- _What you need to do_: Search the data for the string "heading" and gather each line it is in.

Collection entries
—————

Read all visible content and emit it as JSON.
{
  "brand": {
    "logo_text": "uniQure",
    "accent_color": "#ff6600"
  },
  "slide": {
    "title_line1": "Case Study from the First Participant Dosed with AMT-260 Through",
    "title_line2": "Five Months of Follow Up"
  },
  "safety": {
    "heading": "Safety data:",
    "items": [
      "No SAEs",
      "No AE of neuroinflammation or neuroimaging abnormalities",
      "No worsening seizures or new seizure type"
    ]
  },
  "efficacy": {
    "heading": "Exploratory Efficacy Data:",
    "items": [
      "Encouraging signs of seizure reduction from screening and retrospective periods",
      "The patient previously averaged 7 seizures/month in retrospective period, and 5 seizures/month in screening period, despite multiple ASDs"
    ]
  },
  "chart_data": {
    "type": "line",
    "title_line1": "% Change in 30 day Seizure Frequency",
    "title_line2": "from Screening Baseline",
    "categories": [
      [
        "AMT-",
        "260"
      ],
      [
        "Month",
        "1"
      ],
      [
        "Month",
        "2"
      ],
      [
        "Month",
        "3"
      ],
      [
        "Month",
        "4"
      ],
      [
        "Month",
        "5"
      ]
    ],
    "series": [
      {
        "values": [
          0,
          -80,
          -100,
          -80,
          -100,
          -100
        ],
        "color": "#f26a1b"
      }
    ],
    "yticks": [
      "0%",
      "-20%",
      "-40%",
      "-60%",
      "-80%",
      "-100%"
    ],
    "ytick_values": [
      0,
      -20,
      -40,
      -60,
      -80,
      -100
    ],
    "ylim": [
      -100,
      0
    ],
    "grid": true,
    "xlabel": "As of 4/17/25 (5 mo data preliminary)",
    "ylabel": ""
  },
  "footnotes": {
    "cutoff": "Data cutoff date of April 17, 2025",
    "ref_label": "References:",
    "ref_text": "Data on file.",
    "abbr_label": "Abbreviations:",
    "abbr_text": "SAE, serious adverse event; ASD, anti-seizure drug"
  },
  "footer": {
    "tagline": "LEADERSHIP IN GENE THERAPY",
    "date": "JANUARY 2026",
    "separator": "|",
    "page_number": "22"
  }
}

—————

- _Result of this task_:
    "heading": "Safety data:",
    "heading": "Exploratory Efficacy Data:",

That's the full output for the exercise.